Records for processing:
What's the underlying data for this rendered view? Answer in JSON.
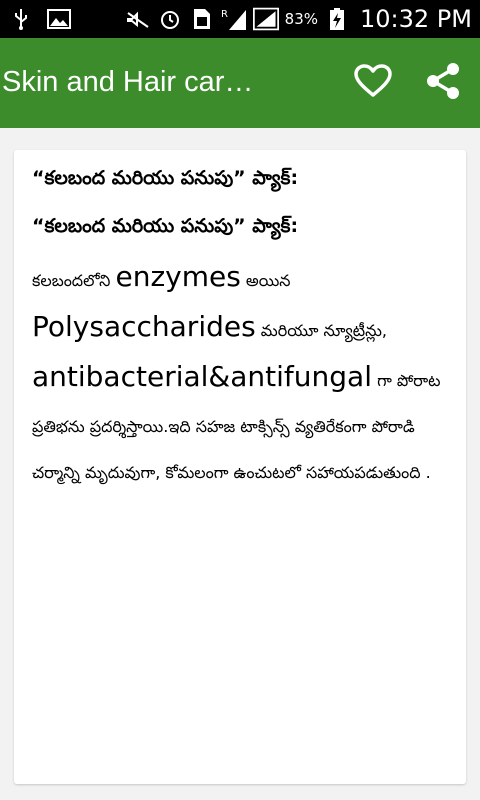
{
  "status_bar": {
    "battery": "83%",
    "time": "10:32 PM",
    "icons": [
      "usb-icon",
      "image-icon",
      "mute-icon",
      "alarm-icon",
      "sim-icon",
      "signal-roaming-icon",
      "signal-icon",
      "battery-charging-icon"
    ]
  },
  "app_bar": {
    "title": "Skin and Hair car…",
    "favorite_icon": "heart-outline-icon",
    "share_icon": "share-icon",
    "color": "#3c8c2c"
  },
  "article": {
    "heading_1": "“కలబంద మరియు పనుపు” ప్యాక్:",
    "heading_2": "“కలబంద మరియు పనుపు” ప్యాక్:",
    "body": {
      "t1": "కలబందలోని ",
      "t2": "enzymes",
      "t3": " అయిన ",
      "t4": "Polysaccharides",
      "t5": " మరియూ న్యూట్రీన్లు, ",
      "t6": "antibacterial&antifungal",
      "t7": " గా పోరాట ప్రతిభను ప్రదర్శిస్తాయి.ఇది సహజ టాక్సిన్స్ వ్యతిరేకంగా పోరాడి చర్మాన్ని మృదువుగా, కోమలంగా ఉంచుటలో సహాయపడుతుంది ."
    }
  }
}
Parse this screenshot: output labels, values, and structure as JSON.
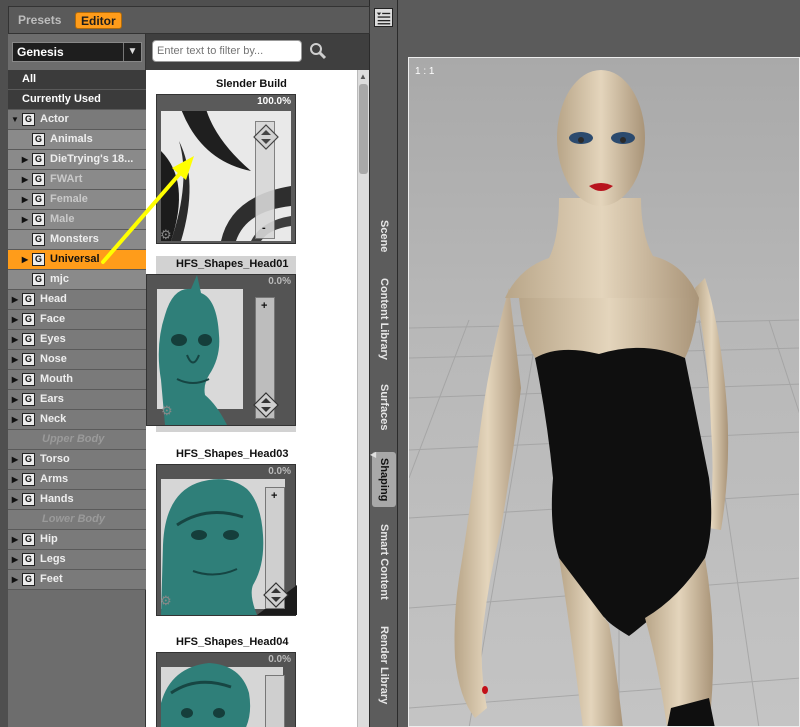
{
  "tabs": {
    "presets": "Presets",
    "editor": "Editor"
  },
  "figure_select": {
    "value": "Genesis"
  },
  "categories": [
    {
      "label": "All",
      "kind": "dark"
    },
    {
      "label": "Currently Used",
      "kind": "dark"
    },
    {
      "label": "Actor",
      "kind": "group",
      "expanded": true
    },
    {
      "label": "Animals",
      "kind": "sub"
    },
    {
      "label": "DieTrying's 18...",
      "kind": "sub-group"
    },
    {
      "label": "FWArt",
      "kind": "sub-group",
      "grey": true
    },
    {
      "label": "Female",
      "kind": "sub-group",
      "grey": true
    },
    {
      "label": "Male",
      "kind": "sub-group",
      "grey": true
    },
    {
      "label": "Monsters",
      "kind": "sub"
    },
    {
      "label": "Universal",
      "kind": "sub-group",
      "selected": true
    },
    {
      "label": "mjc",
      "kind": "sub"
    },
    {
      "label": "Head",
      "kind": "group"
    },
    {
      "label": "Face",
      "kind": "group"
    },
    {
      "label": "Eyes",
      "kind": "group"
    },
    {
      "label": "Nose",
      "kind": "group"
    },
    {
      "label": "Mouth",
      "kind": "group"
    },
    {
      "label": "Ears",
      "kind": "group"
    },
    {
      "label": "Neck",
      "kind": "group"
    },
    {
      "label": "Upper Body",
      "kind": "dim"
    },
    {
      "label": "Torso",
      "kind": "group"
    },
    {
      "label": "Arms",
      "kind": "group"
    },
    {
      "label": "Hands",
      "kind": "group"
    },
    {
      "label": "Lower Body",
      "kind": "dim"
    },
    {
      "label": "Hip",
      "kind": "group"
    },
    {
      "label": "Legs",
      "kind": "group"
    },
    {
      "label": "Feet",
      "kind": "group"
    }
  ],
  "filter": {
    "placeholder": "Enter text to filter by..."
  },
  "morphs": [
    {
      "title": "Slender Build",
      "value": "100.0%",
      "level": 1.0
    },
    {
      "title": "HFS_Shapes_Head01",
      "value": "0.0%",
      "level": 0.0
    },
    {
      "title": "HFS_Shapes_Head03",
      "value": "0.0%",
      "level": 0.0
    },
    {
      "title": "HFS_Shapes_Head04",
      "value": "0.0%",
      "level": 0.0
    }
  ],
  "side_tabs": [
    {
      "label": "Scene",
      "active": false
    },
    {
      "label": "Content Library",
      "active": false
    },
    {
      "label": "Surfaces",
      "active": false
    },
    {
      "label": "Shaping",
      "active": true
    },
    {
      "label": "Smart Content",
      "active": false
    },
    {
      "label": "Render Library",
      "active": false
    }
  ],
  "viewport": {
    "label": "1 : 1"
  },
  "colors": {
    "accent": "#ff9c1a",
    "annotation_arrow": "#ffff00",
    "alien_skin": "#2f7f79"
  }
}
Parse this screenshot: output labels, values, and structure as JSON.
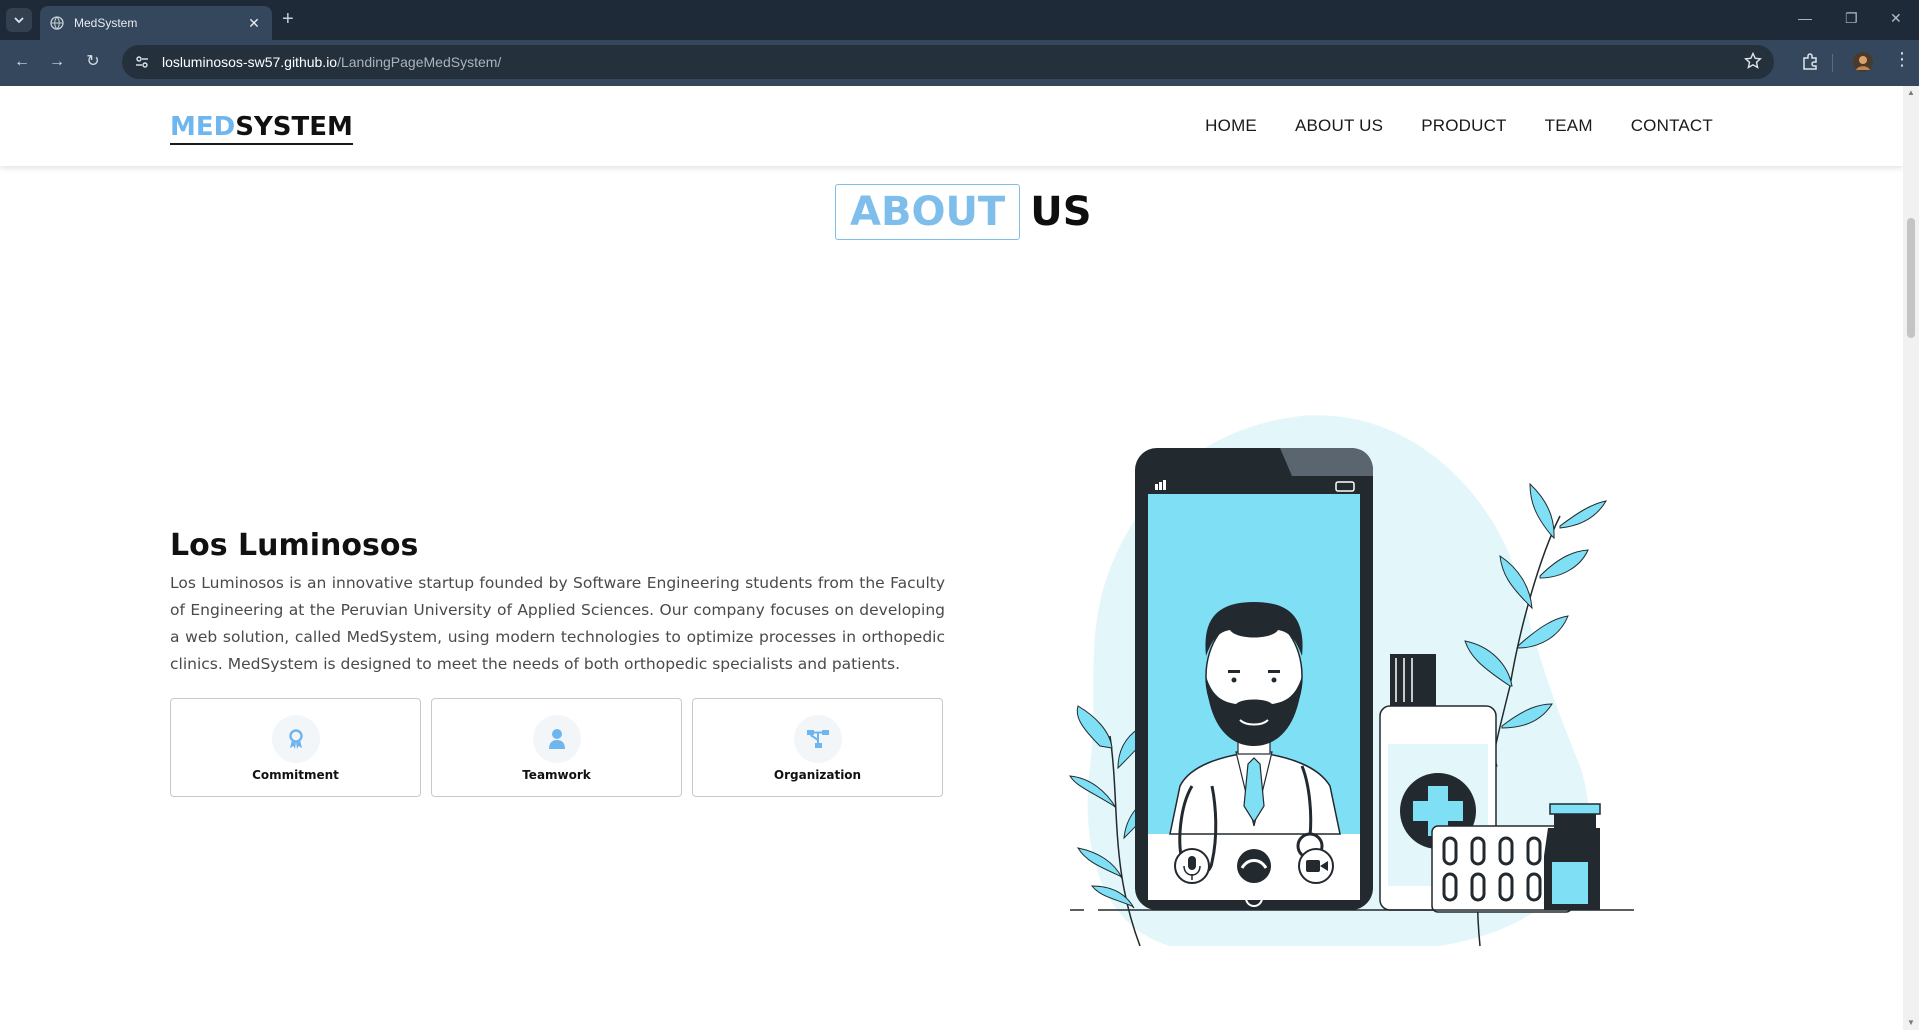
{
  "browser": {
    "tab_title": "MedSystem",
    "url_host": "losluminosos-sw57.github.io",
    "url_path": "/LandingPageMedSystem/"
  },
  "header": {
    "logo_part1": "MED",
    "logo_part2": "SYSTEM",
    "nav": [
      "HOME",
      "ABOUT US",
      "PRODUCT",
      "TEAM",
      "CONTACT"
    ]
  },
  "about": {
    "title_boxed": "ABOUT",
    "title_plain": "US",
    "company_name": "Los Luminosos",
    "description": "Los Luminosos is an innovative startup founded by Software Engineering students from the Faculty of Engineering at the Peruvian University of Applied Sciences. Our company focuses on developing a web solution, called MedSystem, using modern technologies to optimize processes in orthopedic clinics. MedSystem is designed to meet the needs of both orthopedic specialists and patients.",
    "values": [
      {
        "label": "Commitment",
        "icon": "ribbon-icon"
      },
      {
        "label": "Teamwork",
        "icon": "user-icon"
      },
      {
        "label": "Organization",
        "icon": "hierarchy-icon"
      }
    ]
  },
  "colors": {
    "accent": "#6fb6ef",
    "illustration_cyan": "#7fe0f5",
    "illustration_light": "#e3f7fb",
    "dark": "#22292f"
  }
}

About this task:
When the word "filter" appears in a line of the listing, copy that line.

Task output:
  "filter": {
    "placeholder": "Enter text to filter by..."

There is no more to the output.